Secção de texto:
A Paragem técnica da Galp, já entrou na recta descendente, no que diz respeito a pessoal a operar. Várias fontes estimaram que cerca de 3.000 trabalhadores, estiveram a trabalhar na Paragem.O seu efeito na economia local foi pouco mais de nada, resumindo-se à lotação em alguns dos restaurantes mais baratos, na venda de mais uns litros de cerveja e na dinamização do mercado de arrendamento, principalmente no clandestino.
O falhanço da aposta no biodiesel, associado à descida do preço do petróleo, levou a que a Enerfuel pretenda vender a sua unidade de biodiesel em Sines, que ainda nem entrou em funcionamento, e que novas unidades previstas já não vejam a luz do sol.
O IP8 ligando Sines a Espanha, encontra-se comprometido, nos tempos mais próximos, por falta de garantia de financiamento dos potenciais construtores.
Enquanto alguns pensam que Sines, ligado (excessivamente) ao ciclo de exploração do petróleo passará incólume pela crise, começa-se a falar da retracção de outros grandes investimentos no Complexo Industrial de Sines.

[Dados de previsão de caixas delimitadoras]
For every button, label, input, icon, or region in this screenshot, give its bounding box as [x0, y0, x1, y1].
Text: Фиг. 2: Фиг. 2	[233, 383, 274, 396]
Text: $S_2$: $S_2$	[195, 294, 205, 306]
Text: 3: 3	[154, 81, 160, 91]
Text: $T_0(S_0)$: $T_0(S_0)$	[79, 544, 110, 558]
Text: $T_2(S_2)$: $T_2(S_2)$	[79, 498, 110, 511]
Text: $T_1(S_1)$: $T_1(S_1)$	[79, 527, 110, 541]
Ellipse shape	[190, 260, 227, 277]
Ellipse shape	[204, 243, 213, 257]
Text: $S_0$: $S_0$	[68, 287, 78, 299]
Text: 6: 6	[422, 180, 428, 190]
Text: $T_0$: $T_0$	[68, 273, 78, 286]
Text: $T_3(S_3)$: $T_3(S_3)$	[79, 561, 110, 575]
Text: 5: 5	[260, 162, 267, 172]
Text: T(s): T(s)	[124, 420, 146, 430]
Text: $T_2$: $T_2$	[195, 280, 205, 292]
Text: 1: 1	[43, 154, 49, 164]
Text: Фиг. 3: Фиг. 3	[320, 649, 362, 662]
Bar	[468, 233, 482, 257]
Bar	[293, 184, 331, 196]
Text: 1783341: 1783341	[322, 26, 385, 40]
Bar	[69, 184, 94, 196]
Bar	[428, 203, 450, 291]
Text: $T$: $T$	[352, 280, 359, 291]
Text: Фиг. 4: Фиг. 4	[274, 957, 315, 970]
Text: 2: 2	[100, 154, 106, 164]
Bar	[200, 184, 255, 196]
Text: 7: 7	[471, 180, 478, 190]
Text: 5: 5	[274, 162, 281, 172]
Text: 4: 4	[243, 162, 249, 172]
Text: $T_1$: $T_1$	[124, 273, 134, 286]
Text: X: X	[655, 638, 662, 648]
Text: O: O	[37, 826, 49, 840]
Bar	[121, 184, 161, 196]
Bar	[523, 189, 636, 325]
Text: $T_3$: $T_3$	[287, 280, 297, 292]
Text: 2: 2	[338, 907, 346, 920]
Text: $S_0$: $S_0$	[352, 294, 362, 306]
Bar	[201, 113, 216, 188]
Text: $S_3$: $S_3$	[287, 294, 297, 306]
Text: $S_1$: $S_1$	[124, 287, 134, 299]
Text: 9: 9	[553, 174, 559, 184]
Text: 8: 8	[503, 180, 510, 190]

O problema:
Copie integralmente o texto sobre Sines e a paragem técnica da Galp. Use apenas o texto.

Resposta escrita:
A Paragem técnica da Galp, já entrou na recta descendente, no que diz respeito a pessoal a operar. Várias fontes estimaram que cerca de 3.000 trabalhadores, estiveram a trabalhar na Paragem.O seu efeito na economia local foi pouco mais de nada, resumindo-se à lotação em alguns dos restaurantes mais baratos, na venda de mais uns litros de cerveja e na dinamização do mercado de arrendamento, principalmente no clandestino.
O falhanço da aposta no biodiesel, associado à descida do preço do petróleo, levou a que a Enerfuel pretenda vender a sua unidade de biodiesel em Sines, que ainda nem entrou em funcionamento, e que novas unidades previstas já não vejam a luz do sol.
O IP8 ligando Sines a Espanha, encontra-se comprometido, nos tempos mais próximos, por falta de garantia de financiamento dos potenciais construtores.
Enquanto alguns pensam que Sines, ligado (excessivamente) ao ciclo de exploração do petróleo passará incólume pela crise, começa-se a falar da retracção de outros grandes investimentos no Complexo Industrial de Sines.